_Task_.
Copy out lines with the word "title" from the material that follows.

* Begin Materials provided *

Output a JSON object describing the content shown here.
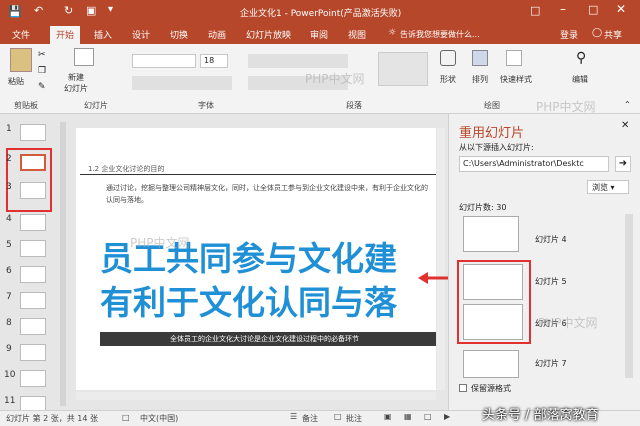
{
  "window": {
    "title": "企业文化1 - PowerPoint(产品激活失败)",
    "login": "登录",
    "share": "共享",
    "tell_me": "告诉我您想要做什么..."
  },
  "tabs": [
    "文件",
    "开始",
    "插入",
    "设计",
    "切换",
    "动画",
    "幻灯片放映",
    "审阅",
    "视图"
  ],
  "ribbon": {
    "paste": "粘贴",
    "new_slide": "新建\n幻灯片",
    "font_size": "18",
    "shapes": "形状",
    "arrange": "排列",
    "quick_styles": "快速样式",
    "editing": "编辑",
    "groups": [
      "剪贴板",
      "幻灯片",
      "字体",
      "段落",
      "绘图"
    ]
  },
  "watermarks": [
    "PHP中文网",
    "PHP中文网",
    "PHP中文网",
    "PHP中文网"
  ],
  "thumbnails": [
    "1",
    "2",
    "3",
    "4",
    "5",
    "6",
    "7",
    "8",
    "9",
    "10",
    "11"
  ],
  "slide": {
    "section": "1.2 企业文化讨论的目的",
    "body": "通过讨论，挖掘与整理公司精神层文化，同时，让全体员工参与到企业文化建设中来，有利于企业文化的认同与落地。",
    "headline1": "员工共同参与文化建",
    "headline2": "有利于文化认同与落",
    "caption": "全体员工的企业文化大讨论是企业文化建设过程中的必备环节"
  },
  "pane": {
    "title": "重用幻灯片",
    "insert_label": "从以下源插入幻灯片:",
    "path": "C:\\Users\\Administrator\\Desktc",
    "browse": "浏览",
    "count": "幻灯片数: 30",
    "items": [
      "幻灯片 4",
      "幻灯片 5",
      "幻灯片 6",
      "幻灯片 7"
    ],
    "keep_format": "保留源格式"
  },
  "status": {
    "slide_info": "幻灯片 第 2 张，共 14 张",
    "language": "中文(中国)",
    "notes": "备注",
    "comments": "批注"
  },
  "overlay": {
    "toutiao": "头条号 / 部落窝教育"
  },
  "colors": {
    "accent": "#b7472a",
    "headline": "#1f8fd6",
    "highlight": "#e03030"
  }
}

* End Materials provided *

_Task response_.
    "title": "企业文化1 - PowerPoint(产品激活失败)",
    "title": "重用幻灯片",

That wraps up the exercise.